**WHAT THIS TASK INVOLVES**
Write out every entry exactly as it stands.

Dataset entries on figures:
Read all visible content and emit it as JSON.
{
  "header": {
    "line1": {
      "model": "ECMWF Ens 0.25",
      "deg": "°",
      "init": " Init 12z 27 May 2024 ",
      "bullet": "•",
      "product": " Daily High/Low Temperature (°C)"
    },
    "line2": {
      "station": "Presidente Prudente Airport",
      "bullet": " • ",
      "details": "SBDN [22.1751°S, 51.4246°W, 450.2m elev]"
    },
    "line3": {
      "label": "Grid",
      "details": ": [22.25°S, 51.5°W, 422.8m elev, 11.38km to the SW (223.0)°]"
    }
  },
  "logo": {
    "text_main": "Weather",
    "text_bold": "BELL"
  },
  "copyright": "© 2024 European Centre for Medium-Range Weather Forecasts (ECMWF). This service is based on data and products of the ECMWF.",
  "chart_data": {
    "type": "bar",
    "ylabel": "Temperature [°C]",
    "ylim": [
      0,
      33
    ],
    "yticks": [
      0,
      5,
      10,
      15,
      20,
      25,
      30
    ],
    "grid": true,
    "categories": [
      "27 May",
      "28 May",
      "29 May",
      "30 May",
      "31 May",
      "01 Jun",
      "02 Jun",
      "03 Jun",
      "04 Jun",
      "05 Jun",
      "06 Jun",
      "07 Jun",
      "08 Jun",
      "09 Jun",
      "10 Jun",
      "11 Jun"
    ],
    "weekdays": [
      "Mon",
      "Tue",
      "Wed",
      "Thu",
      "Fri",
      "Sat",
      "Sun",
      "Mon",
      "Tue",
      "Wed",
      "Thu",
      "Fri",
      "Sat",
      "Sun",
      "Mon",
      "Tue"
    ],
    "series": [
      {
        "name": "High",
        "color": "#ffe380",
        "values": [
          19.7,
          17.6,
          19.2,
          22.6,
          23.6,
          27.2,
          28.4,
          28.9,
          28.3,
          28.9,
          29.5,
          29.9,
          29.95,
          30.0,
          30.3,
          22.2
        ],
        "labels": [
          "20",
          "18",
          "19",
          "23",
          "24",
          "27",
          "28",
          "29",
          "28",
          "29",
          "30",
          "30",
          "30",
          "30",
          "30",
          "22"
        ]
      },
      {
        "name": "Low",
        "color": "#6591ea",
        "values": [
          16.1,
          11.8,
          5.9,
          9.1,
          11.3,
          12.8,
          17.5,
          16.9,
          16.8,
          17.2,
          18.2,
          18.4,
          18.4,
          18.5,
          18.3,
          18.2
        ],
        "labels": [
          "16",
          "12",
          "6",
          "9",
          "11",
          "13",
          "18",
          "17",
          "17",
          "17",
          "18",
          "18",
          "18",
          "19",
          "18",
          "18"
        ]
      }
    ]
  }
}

**SOLVED EXERCISE**
Read all visible content and emit it as JSON.
{
  "header": {
    "line1": {
      "model": "ECMWF Ens 0.25",
      "deg": "°",
      "init": " Init 12z 27 May 2024 ",
      "bullet": "•",
      "product": " Daily High/Low Temperature (°C)"
    },
    "line2": {
      "station": "Presidente Prudente Airport",
      "bullet": " • ",
      "details": "SBDN [22.1751°S, 51.4246°W, 450.2m elev]"
    },
    "line3": {
      "label": "Grid",
      "details": ": [22.25°S, 51.5°W, 422.8m elev, 11.38km to the SW (223.0)°]"
    }
  },
  "logo": {
    "text_main": "Weather",
    "text_bold": "BELL"
  },
  "copyright": "© 2024 European Centre for Medium-Range Weather Forecasts (ECMWF). This service is based on data and products of the ECMWF.",
  "chart_data": {
    "type": "bar",
    "ylabel": "Temperature [°C]",
    "ylim": [
      0,
      33
    ],
    "yticks": [
      0,
      5,
      10,
      15,
      20,
      25,
      30
    ],
    "grid": true,
    "categories": [
      "27 May",
      "28 May",
      "29 May",
      "30 May",
      "31 May",
      "01 Jun",
      "02 Jun",
      "03 Jun",
      "04 Jun",
      "05 Jun",
      "06 Jun",
      "07 Jun",
      "08 Jun",
      "09 Jun",
      "10 Jun",
      "11 Jun"
    ],
    "weekdays": [
      "Mon",
      "Tue",
      "Wed",
      "Thu",
      "Fri",
      "Sat",
      "Sun",
      "Mon",
      "Tue",
      "Wed",
      "Thu",
      "Fri",
      "Sat",
      "Sun",
      "Mon",
      "Tue"
    ],
    "series": [
      {
        "name": "High",
        "color": "#ffe380",
        "values": [
          19.7,
          17.6,
          19.2,
          22.6,
          23.6,
          27.2,
          28.4,
          28.9,
          28.3,
          28.9,
          29.5,
          29.9,
          29.95,
          30.0,
          30.3,
          22.2
        ],
        "labels": [
          "20",
          "18",
          "19",
          "23",
          "24",
          "27",
          "28",
          "29",
          "28",
          "29",
          "30",
          "30",
          "30",
          "30",
          "30",
          "22"
        ]
      },
      {
        "name": "Low",
        "color": "#6591ea",
        "values": [
          16.1,
          11.8,
          5.9,
          9.1,
          11.3,
          12.8,
          17.5,
          16.9,
          16.8,
          17.2,
          18.2,
          18.4,
          18.4,
          18.5,
          18.3,
          18.2
        ],
        "labels": [
          "16",
          "12",
          "6",
          "9",
          "11",
          "13",
          "18",
          "17",
          "17",
          "17",
          "18",
          "18",
          "18",
          "19",
          "18",
          "18"
        ]
      }
    ]
  }
}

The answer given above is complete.